• [Requirements] Everything from the line that contains "Extract the structured" through the final line of the records should be written out exactly, and nothing outside that span.

• [Data provided]
+---+

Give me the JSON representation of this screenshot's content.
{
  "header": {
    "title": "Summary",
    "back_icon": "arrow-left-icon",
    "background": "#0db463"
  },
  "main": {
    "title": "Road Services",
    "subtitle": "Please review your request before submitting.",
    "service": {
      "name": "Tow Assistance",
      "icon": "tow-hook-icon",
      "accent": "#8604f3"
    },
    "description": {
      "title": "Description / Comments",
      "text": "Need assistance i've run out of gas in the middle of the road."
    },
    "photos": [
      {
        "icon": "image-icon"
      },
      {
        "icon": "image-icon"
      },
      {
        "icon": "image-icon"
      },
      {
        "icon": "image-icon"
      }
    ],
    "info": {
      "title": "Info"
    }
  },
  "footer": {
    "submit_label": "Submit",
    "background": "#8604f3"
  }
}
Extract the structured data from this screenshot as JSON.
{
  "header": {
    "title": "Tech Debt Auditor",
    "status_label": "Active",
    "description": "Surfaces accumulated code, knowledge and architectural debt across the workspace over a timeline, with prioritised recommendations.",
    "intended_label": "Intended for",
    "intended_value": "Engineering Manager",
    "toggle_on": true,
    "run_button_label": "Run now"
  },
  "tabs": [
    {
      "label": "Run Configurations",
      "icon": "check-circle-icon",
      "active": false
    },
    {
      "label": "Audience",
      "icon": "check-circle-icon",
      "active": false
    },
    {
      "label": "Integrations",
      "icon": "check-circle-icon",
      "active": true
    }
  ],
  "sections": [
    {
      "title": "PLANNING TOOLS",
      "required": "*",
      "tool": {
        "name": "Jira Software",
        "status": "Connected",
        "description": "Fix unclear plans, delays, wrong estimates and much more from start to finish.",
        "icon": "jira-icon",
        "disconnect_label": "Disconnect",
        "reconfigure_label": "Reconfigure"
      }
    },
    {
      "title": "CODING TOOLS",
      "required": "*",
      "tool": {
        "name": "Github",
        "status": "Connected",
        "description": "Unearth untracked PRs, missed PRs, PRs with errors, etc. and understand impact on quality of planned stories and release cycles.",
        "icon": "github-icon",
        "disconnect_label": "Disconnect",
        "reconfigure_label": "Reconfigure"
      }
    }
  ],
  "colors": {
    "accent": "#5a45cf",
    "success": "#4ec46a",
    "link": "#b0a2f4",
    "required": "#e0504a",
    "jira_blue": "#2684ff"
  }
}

+---+

• [Final result]
Extract the structured data from this screenshot as JSON.
{
  "header": {
    "title": "Tech Debt Auditor",
    "status_label": "Active",
    "description": "Surfaces accumulated code, knowledge and architectural debt across the workspace over a timeline, with prioritised recommendations.",
    "intended_label": "Intended for",
    "intended_value": "Engineering Manager",
    "toggle_on": true,
    "run_button_label": "Run now"
  },
  "tabs": [
    {
      "label": "Run Configurations",
      "icon": "check-circle-icon",
      "active": false
    },
    {
      "label": "Audience",
      "icon": "check-circle-icon",
      "active": false
    },
    {
      "label": "Integrations",
      "icon": "check-circle-icon",
      "active": true
    }
  ],
  "sections": [
    {
      "title": "PLANNING TOOLS",
      "required": "*",
      "tool": {
        "name": "Jira Software",
        "status": "Connected",
        "description": "Fix unclear plans, delays, wrong estimates and much more from start to finish.",
        "icon": "jira-icon",
        "disconnect_label": "Disconnect",
        "reconfigure_label": "Reconfigure"
      }
    },
    {
      "title": "CODING TOOLS",
      "required": "*",
      "tool": {
        "name": "Github",
        "status": "Connected",
        "description": "Unearth untracked PRs, missed PRs, PRs with errors, etc. and understand impact on quality of planned stories and release cycles.",
        "icon": "github-icon",
        "disconnect_label": "Disconnect",
        "reconfigure_label": "Reconfigure"
      }
    }
  ],
  "colors": {
    "accent": "#5a45cf",
    "success": "#4ec46a",
    "link": "#b0a2f4",
    "required": "#e0504a",
    "jira_blue": "#2684ff"
  }
}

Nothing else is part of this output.